*Exercise:*
Review the listing and copy each line that holds the word "Sòcrates".

* BEGIN Material for this task *

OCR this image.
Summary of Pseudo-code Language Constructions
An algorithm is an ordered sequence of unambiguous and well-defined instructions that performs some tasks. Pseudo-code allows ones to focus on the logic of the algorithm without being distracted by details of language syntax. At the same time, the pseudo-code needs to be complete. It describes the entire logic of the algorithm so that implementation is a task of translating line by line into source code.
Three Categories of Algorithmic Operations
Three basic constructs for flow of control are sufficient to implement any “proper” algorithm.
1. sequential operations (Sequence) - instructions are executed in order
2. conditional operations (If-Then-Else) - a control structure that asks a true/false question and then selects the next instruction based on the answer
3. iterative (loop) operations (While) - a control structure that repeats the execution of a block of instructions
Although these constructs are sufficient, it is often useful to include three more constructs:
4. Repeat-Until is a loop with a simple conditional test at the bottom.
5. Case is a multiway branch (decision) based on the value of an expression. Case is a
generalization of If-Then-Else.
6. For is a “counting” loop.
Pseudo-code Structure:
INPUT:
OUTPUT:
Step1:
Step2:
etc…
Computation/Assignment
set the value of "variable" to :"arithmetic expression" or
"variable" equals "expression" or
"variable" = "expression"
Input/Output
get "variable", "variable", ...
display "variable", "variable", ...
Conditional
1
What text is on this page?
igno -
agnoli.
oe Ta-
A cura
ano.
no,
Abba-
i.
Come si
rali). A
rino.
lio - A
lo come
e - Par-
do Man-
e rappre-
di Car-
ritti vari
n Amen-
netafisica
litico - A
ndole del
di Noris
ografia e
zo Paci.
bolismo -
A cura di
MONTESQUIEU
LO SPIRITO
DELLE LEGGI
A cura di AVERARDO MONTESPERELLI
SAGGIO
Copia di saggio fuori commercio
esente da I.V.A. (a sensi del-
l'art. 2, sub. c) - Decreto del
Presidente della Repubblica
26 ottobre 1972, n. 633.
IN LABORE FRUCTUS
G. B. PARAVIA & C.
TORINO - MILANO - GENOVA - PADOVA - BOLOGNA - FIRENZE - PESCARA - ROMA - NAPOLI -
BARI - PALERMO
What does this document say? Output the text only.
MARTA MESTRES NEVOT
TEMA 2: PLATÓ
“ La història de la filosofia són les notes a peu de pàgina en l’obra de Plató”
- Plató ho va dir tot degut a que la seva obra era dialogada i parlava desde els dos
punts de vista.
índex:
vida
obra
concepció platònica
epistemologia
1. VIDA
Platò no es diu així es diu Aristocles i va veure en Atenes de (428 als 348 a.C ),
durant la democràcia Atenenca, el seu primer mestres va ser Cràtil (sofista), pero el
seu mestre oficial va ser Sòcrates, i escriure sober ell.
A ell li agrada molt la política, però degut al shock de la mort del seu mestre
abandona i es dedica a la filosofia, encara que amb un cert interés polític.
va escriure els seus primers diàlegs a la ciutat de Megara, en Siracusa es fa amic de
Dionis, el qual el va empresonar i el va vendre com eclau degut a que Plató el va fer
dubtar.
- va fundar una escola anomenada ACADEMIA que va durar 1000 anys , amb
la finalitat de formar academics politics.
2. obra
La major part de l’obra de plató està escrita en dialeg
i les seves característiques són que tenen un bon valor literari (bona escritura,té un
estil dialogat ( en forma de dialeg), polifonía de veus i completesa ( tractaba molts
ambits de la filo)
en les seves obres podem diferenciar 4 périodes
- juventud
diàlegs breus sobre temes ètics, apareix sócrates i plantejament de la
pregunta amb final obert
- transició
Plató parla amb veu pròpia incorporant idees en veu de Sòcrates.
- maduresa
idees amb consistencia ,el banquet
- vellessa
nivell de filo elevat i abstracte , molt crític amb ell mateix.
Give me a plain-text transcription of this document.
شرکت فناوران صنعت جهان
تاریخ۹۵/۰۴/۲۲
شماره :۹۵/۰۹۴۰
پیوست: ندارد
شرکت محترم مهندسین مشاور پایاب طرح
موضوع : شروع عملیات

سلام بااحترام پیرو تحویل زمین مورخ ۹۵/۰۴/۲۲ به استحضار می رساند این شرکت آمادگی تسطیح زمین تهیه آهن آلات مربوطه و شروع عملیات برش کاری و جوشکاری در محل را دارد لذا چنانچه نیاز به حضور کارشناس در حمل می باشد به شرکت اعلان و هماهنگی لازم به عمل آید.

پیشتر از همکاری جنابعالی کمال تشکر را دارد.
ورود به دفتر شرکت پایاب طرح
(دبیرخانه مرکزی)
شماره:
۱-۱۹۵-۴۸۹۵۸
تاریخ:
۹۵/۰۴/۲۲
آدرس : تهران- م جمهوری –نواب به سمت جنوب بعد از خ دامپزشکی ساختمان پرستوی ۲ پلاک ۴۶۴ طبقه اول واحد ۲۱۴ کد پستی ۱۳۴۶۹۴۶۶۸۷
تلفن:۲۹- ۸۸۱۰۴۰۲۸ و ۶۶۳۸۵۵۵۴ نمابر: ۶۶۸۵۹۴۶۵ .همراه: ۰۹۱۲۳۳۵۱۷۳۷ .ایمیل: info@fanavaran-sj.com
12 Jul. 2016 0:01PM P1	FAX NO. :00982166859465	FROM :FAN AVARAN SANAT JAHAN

* END Material for this task *

*Task output:*
seu mestre oficial va ser Sòcrates, i escriure sober ell.
Plató parla amb veu pròpia incorporant idees en veu de Sòcrates.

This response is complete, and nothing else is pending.